(Stored data)

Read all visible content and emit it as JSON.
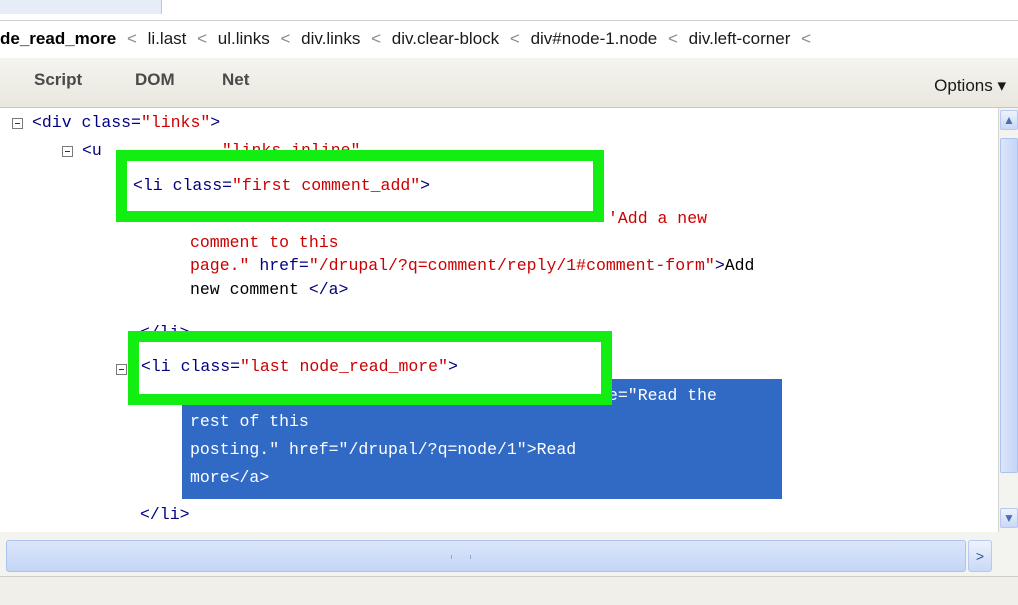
{
  "breadcrumb": {
    "current": "de_read_more",
    "items": [
      "li.last",
      "ul.links",
      "div.links",
      "div.clear-block",
      "div#node-1.node",
      "div.left-corner",
      "<"
    ],
    "separator": "<"
  },
  "toolbar": {
    "tabs": [
      "Script",
      "DOM",
      "Net"
    ],
    "options_label": "Options ▾"
  },
  "tree": {
    "div_open": {
      "tag": "<div ",
      "attr": "class=",
      "val": "\"links\"",
      "close": ">"
    },
    "ul_partial": {
      "tag": "<u",
      "val": "\"links inline\""
    },
    "li_first": {
      "tag": "<li ",
      "attr": "class=",
      "val": "\"first comment_add\"",
      "close": ">"
    },
    "a_first_end": {
      "val": "'Add a new"
    },
    "a_first_2": {
      "val": "comment to this"
    },
    "a_first_3": {
      "val": "page.\"",
      "attr": " href=",
      "href": "\"/drupal/?q=comment/reply/1#comment-form\"",
      "close": ">",
      "text": "Add"
    },
    "a_first_4": {
      "text": "new comment",
      "tag": "</a>"
    },
    "li_first_close": {
      "tag": "</li>"
    },
    "li_last": {
      "tag": "<li ",
      "attr": "class=",
      "val": "\"last node_read_more\"",
      "close": ">"
    },
    "a_last_1": {
      "val": "e=\"Read the"
    },
    "a_last_2": {
      "val": "rest of this"
    },
    "a_last_3": {
      "val": "posting.\"",
      "attr": " href=",
      "href": "\"/drupal/?q=node/1\"",
      "close": ">",
      "text": "Read"
    },
    "a_last_4": {
      "text": "more",
      "tag": "</a>"
    },
    "li_last_close": {
      "tag": "</li>"
    }
  },
  "colors": {
    "highlight": "#316ac5",
    "annotation_box": "#12ee12",
    "tag": "#000080",
    "value": "#cc0000"
  },
  "scrollbars": {
    "up_arrow": "▲",
    "down_arrow": "▼",
    "right_arrow": ">"
  }
}
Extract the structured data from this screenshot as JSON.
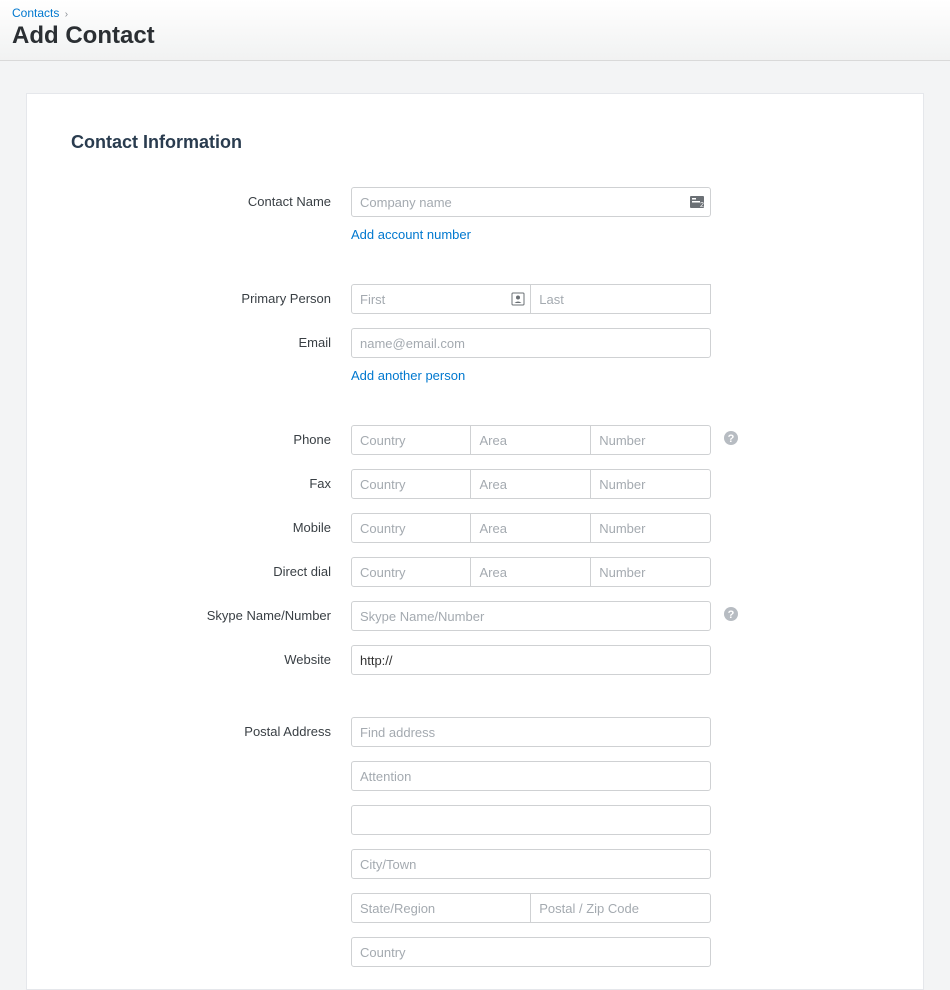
{
  "breadcrumb": {
    "root": "Contacts",
    "sep": "›"
  },
  "page_title": "Add Contact",
  "section_title": "Contact Information",
  "contact_name": {
    "label": "Contact Name",
    "placeholder": "Company name",
    "add_account_link": "Add account number"
  },
  "primary_person": {
    "label": "Primary Person",
    "first_placeholder": "First",
    "last_placeholder": "Last"
  },
  "email": {
    "label": "Email",
    "placeholder": "name@email.com",
    "add_person_link": "Add another person"
  },
  "phone": {
    "label": "Phone",
    "country_placeholder": "Country",
    "area_placeholder": "Area",
    "number_placeholder": "Number"
  },
  "fax": {
    "label": "Fax",
    "country_placeholder": "Country",
    "area_placeholder": "Area",
    "number_placeholder": "Number"
  },
  "mobile": {
    "label": "Mobile",
    "country_placeholder": "Country",
    "area_placeholder": "Area",
    "number_placeholder": "Number"
  },
  "direct_dial": {
    "label": "Direct dial",
    "country_placeholder": "Country",
    "area_placeholder": "Area",
    "number_placeholder": "Number"
  },
  "skype": {
    "label": "Skype Name/Number",
    "placeholder": "Skype Name/Number"
  },
  "website": {
    "label": "Website",
    "value": "http://"
  },
  "postal": {
    "label": "Postal Address",
    "find_placeholder": "Find address",
    "attention_placeholder": "Attention",
    "city_placeholder": "City/Town",
    "state_placeholder": "State/Region",
    "zip_placeholder": "Postal / Zip Code",
    "country_placeholder": "Country"
  }
}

Task objective ->
Your copy should hold every record word for word and none of the pictures.

Response ->
Read all visible content and emit it as JSON.
{
  "breadcrumb": {
    "current": "de_read_more",
    "items": [
      "li.last",
      "ul.links",
      "div.links",
      "div.clear-block",
      "div#node-1.node",
      "div.left-corner",
      "<"
    ],
    "separator": "<"
  },
  "toolbar": {
    "tabs": [
      "Script",
      "DOM",
      "Net"
    ],
    "options_label": "Options ▾"
  },
  "tree": {
    "div_open": {
      "tag": "<div ",
      "attr": "class=",
      "val": "\"links\"",
      "close": ">"
    },
    "ul_partial": {
      "tag": "<u",
      "val": "\"links inline\""
    },
    "li_first": {
      "tag": "<li ",
      "attr": "class=",
      "val": "\"first comment_add\"",
      "close": ">"
    },
    "a_first_end": {
      "val": "'Add a new"
    },
    "a_first_2": {
      "val": "comment to this"
    },
    "a_first_3": {
      "val": "page.\"",
      "attr": " href=",
      "href": "\"/drupal/?q=comment/reply/1#comment-form\"",
      "close": ">",
      "text": "Add"
    },
    "a_first_4": {
      "text": "new comment",
      "tag": "</a>"
    },
    "li_first_close": {
      "tag": "</li>"
    },
    "li_last": {
      "tag": "<li ",
      "attr": "class=",
      "val": "\"last node_read_more\"",
      "close": ">"
    },
    "a_last_1": {
      "val": "e=\"Read the"
    },
    "a_last_2": {
      "val": "rest of this"
    },
    "a_last_3": {
      "val": "posting.\"",
      "attr": " href=",
      "href": "\"/drupal/?q=node/1\"",
      "close": ">",
      "text": "Read"
    },
    "a_last_4": {
      "text": "more",
      "tag": "</a>"
    },
    "li_last_close": {
      "tag": "</li>"
    }
  },
  "colors": {
    "highlight": "#316ac5",
    "annotation_box": "#12ee12",
    "tag": "#000080",
    "value": "#cc0000"
  },
  "scrollbars": {
    "up_arrow": "▲",
    "down_arrow": "▼",
    "right_arrow": ">"
  }
}
Extract the structured data from this screenshot as JSON.
{
  "breadcrumb": {
    "root": "Contacts",
    "sep": "›"
  },
  "page_title": "Add Contact",
  "section_title": "Contact Information",
  "contact_name": {
    "label": "Contact Name",
    "placeholder": "Company name",
    "add_account_link": "Add account number"
  },
  "primary_person": {
    "label": "Primary Person",
    "first_placeholder": "First",
    "last_placeholder": "Last"
  },
  "email": {
    "label": "Email",
    "placeholder": "name@email.com",
    "add_person_link": "Add another person"
  },
  "phone": {
    "label": "Phone",
    "country_placeholder": "Country",
    "area_placeholder": "Area",
    "number_placeholder": "Number"
  },
  "fax": {
    "label": "Fax",
    "country_placeholder": "Country",
    "area_placeholder": "Area",
    "number_placeholder": "Number"
  },
  "mobile": {
    "label": "Mobile",
    "country_placeholder": "Country",
    "area_placeholder": "Area",
    "number_placeholder": "Number"
  },
  "direct_dial": {
    "label": "Direct dial",
    "country_placeholder": "Country",
    "area_placeholder": "Area",
    "number_placeholder": "Number"
  },
  "skype": {
    "label": "Skype Name/Number",
    "placeholder": "Skype Name/Number"
  },
  "website": {
    "label": "Website",
    "value": "http://"
  },
  "postal": {
    "label": "Postal Address",
    "find_placeholder": "Find address",
    "attention_placeholder": "Attention",
    "city_placeholder": "City/Town",
    "state_placeholder": "State/Region",
    "zip_placeholder": "Postal / Zip Code",
    "country_placeholder": "Country"
  }
}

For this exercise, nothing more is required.